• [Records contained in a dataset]
◇ ◇ ◇ ◇ ◇ ◇ ◇
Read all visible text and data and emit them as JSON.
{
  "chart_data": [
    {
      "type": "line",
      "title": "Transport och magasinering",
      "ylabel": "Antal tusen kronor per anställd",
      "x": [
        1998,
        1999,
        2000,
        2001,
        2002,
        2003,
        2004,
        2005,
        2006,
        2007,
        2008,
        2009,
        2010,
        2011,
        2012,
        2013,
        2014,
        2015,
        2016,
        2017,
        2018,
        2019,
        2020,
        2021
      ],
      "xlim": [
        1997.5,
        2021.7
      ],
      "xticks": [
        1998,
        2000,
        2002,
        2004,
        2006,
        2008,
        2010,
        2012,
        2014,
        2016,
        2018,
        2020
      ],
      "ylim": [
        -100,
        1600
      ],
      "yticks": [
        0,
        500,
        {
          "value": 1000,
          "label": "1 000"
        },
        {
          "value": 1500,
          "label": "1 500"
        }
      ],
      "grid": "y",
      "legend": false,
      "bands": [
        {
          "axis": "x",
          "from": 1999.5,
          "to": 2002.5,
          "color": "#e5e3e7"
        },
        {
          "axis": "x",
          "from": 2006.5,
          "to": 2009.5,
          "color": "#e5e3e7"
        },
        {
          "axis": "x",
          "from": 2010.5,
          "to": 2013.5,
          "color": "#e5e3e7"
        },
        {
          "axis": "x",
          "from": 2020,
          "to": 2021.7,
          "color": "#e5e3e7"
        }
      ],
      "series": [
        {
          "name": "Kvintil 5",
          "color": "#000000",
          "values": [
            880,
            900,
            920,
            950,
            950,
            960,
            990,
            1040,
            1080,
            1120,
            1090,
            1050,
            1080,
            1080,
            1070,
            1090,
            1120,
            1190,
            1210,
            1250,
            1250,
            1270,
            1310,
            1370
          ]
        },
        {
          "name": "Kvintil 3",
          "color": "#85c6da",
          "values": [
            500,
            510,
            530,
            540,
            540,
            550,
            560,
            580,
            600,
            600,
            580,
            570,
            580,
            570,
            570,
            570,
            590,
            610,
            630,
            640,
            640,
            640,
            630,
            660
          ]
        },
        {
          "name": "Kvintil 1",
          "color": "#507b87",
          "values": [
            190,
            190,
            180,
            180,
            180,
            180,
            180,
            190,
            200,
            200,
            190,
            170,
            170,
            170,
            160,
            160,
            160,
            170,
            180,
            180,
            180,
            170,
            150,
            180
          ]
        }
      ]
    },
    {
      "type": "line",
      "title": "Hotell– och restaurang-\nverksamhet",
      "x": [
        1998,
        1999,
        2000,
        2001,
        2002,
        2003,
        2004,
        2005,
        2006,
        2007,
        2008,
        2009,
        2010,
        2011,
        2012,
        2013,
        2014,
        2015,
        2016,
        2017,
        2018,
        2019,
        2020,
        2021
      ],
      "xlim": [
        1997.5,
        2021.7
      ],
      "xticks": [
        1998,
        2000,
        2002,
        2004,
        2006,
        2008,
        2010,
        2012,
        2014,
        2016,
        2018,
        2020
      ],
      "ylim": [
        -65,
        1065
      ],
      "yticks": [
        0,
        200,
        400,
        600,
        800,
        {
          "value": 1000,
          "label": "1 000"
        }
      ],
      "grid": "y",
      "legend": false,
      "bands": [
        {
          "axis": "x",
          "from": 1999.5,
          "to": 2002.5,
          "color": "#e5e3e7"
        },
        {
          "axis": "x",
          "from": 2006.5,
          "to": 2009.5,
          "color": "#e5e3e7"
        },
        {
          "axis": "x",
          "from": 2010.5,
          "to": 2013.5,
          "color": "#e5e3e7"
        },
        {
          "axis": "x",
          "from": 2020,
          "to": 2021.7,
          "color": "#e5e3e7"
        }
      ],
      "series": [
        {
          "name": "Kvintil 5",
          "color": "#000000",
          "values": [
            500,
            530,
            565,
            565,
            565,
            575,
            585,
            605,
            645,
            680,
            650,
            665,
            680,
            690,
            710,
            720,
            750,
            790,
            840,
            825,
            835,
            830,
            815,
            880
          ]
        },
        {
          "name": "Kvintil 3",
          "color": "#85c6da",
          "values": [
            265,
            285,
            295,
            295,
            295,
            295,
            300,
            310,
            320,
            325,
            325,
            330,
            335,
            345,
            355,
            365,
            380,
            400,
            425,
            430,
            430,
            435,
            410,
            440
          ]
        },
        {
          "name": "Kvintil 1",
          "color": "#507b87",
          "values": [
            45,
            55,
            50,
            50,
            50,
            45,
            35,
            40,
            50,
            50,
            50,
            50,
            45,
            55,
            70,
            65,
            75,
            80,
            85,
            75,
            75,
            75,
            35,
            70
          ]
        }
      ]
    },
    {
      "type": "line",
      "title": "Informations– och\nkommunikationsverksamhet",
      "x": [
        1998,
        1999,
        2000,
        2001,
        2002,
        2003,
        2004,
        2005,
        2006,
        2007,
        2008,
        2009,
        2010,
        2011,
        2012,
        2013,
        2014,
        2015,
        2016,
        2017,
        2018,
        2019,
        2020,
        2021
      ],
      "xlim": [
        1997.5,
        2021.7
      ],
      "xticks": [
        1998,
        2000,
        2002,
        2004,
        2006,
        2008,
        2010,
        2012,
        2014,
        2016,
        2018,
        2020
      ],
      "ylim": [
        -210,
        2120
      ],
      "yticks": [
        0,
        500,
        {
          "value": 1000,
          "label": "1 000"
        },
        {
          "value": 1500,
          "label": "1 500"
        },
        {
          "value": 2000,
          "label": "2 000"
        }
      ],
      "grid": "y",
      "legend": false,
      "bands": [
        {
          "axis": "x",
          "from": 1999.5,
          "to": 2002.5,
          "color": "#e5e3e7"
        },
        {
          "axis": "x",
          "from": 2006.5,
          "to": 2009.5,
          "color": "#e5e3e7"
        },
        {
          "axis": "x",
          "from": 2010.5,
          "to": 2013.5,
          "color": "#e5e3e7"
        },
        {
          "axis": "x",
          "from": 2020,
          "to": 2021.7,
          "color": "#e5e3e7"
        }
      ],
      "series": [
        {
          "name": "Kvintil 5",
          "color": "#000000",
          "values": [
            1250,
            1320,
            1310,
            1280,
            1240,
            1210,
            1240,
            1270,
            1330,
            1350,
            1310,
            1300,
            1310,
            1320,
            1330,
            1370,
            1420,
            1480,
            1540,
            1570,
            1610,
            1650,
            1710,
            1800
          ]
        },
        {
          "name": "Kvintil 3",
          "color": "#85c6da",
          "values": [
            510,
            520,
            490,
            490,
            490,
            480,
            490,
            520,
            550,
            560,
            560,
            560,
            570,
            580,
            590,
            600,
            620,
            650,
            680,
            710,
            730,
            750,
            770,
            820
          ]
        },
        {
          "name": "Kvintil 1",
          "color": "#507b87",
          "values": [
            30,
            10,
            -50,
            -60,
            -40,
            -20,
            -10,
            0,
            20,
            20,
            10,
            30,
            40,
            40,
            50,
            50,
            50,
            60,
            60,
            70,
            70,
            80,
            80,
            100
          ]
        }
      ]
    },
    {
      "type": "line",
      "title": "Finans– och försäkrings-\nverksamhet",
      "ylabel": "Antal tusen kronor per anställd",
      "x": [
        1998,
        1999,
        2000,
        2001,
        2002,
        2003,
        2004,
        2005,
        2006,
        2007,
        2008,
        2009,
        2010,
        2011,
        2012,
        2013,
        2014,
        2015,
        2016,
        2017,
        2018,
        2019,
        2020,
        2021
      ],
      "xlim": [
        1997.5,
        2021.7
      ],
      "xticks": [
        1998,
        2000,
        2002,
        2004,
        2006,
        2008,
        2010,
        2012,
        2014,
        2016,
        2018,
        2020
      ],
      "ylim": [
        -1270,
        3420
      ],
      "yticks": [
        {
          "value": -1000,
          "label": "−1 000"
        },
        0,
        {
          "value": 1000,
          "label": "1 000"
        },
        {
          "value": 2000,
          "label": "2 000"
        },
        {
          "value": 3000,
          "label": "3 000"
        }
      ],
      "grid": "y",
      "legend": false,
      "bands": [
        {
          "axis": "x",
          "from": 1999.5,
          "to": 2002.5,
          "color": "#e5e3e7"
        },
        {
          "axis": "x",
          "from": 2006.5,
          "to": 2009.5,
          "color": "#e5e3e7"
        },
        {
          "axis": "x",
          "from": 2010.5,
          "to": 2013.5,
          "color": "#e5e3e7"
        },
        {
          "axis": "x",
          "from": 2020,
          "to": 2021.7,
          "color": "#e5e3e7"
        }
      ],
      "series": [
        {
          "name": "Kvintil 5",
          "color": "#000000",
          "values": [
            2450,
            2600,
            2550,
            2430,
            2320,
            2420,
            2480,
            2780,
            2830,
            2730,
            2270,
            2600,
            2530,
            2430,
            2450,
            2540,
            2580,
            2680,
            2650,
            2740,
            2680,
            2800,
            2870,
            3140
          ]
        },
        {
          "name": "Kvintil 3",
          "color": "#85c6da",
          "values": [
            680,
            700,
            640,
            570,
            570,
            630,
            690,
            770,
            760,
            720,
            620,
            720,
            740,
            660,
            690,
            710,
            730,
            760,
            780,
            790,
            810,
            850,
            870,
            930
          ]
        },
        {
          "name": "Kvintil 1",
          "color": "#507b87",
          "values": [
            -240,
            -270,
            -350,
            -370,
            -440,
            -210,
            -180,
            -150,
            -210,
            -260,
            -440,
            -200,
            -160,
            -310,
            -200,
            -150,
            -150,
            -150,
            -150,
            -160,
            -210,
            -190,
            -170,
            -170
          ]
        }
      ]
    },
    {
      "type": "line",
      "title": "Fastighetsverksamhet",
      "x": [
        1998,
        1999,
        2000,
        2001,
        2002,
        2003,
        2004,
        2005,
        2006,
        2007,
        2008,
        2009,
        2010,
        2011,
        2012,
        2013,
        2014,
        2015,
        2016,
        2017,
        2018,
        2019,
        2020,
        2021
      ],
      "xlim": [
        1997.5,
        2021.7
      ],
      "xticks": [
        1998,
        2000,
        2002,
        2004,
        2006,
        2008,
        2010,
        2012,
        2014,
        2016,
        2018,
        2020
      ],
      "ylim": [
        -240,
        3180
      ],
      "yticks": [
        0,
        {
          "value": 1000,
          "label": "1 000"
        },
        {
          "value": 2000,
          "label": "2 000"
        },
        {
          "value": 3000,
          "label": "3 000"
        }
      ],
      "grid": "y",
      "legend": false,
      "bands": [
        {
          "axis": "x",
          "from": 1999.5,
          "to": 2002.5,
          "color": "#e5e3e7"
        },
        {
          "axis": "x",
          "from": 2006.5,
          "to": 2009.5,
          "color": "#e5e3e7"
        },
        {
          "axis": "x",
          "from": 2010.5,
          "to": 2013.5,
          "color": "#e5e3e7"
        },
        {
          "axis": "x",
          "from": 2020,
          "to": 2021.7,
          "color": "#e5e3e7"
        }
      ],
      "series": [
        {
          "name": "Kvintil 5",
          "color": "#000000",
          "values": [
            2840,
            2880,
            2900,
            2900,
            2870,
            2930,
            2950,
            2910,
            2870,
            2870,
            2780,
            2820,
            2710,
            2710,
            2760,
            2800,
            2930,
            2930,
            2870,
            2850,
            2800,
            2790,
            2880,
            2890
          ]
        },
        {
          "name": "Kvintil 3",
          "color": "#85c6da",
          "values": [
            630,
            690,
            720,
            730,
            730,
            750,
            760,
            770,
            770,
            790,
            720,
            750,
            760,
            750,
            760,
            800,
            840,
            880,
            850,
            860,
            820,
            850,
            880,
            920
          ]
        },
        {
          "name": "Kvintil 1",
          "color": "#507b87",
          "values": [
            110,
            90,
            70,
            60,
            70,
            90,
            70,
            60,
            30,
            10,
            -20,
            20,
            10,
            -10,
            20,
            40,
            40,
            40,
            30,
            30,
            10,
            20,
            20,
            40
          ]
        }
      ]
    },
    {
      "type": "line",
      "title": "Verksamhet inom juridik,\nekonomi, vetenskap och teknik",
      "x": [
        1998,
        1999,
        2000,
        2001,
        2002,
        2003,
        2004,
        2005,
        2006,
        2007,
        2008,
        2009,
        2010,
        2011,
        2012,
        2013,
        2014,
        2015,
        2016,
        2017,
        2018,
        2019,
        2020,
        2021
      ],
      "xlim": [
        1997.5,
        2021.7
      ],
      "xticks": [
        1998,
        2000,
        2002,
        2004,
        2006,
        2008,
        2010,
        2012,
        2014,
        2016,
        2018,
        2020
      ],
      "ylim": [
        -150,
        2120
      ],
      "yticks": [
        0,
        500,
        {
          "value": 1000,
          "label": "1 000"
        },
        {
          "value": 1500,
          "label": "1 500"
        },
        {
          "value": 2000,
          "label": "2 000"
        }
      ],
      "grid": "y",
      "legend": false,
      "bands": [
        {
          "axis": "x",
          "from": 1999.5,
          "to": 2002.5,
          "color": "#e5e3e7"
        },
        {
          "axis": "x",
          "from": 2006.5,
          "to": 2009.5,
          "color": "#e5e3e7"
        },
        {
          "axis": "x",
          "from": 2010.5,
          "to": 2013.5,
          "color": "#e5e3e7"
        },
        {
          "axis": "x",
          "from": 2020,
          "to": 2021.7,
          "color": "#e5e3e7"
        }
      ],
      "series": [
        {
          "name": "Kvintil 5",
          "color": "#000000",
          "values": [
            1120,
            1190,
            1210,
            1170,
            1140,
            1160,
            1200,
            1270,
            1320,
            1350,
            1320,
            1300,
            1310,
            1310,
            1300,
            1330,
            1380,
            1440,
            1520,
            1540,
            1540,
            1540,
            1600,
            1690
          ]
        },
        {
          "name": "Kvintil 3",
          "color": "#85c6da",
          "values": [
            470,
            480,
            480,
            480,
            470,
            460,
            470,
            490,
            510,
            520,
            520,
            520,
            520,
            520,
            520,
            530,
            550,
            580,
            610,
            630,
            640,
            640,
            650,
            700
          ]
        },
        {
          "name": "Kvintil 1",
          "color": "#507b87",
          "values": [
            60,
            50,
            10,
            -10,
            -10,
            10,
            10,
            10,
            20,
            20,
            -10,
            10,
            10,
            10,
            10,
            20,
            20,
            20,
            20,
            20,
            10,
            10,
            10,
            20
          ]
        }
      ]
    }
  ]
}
◇ ◇ ◇ ◇ ◇ ◇ ◇
• [EXERCISE DIRECTIONS] Search the lines above for the string "nverksamhet", then show every one that has it.

• [WRITTEN REPLY]
      "title": "Hotell– och restaurang-\nverksamhet",
      "title": "Finans– och försäkrings-\nverksamhet",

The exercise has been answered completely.